● **WHAT YOU HAVE TO DO**
The answer must be every line below that holds the word "legend".

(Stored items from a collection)

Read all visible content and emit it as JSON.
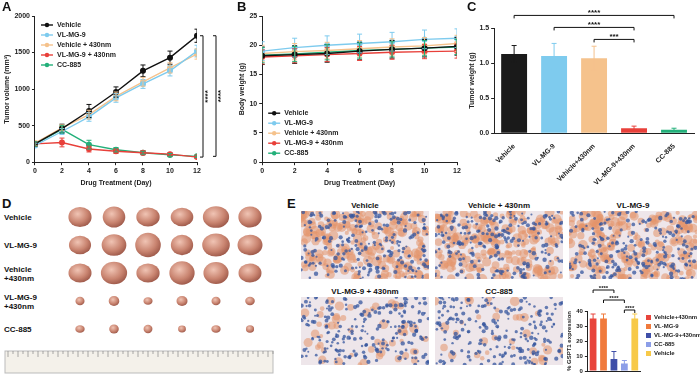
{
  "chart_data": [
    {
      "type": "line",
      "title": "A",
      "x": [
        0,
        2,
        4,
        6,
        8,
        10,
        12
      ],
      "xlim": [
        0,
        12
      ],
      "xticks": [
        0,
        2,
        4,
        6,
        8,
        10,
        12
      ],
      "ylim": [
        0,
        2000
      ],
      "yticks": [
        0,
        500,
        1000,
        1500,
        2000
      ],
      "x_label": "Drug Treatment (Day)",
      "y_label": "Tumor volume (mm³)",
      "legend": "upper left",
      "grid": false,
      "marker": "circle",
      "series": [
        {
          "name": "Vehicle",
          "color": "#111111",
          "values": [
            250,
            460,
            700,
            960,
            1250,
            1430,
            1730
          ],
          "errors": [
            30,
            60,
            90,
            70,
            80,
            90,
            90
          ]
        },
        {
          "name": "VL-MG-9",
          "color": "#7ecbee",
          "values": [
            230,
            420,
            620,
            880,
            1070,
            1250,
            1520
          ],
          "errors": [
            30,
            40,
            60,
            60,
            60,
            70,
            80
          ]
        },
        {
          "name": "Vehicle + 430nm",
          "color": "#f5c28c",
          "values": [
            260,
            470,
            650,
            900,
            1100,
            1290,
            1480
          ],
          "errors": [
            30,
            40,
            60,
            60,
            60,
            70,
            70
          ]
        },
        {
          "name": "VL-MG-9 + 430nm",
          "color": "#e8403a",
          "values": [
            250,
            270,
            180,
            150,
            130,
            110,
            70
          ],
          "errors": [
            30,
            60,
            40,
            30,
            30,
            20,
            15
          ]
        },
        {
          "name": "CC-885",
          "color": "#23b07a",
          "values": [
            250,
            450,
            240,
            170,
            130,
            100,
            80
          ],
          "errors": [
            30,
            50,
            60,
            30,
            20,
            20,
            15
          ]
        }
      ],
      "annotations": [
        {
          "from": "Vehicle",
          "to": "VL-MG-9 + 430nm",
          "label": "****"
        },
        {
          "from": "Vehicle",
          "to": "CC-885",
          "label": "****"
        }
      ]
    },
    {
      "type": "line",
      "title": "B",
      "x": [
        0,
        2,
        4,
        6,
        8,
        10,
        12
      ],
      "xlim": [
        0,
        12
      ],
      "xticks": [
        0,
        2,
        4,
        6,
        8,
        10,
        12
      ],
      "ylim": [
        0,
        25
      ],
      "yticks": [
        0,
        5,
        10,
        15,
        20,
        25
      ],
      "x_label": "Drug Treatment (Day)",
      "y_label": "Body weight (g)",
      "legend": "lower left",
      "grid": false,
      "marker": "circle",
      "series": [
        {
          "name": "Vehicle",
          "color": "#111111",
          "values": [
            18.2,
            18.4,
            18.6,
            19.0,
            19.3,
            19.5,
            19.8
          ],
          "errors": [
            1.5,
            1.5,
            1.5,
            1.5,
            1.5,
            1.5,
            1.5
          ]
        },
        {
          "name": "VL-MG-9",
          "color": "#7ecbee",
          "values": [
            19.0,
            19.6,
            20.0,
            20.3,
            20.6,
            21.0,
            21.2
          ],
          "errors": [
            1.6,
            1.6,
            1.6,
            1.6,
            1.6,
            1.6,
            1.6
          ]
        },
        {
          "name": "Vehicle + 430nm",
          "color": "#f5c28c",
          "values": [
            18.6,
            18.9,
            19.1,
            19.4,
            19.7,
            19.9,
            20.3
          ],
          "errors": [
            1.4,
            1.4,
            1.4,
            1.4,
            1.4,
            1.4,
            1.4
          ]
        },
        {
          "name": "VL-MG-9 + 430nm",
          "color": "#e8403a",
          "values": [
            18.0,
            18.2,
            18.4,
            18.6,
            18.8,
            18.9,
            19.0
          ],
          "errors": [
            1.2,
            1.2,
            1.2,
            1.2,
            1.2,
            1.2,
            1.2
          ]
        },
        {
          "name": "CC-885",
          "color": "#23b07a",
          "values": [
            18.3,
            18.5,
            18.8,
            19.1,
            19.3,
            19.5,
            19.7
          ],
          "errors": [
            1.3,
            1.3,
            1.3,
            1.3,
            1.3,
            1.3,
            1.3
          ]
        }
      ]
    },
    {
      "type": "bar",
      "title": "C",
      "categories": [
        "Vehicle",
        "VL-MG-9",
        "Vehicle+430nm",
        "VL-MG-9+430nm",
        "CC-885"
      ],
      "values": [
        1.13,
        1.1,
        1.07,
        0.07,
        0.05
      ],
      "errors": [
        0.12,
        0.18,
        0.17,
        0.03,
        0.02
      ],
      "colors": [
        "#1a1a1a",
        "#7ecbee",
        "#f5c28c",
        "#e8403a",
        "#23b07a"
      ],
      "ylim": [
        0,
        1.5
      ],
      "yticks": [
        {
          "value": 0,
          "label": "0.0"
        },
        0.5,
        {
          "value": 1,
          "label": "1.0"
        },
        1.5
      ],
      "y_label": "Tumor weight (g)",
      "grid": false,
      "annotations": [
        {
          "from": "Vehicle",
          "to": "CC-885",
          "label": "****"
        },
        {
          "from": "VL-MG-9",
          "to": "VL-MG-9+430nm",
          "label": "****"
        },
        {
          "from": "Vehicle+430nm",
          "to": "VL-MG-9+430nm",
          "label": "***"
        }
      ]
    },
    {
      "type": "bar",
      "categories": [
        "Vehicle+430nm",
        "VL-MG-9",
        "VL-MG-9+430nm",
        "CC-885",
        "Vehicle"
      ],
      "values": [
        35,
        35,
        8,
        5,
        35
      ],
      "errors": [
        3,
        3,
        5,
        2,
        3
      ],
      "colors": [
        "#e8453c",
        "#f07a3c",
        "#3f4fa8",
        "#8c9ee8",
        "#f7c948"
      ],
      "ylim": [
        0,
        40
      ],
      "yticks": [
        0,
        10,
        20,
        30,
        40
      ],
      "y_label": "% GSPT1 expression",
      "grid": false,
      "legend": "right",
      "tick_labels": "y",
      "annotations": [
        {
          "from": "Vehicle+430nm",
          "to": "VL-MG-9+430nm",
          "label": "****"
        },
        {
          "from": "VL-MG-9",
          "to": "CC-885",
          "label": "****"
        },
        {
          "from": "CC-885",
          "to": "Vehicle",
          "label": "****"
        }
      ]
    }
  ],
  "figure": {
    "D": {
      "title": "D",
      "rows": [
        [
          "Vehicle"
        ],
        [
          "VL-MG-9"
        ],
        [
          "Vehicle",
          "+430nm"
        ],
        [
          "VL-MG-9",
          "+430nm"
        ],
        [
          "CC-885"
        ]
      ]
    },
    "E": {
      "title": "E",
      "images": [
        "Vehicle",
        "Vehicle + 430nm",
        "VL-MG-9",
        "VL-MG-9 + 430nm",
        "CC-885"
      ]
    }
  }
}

● **SOLUTION TO THE PROBLEM**
      "legend": "upper left",
      "legend": "lower left",
      "legend": "right",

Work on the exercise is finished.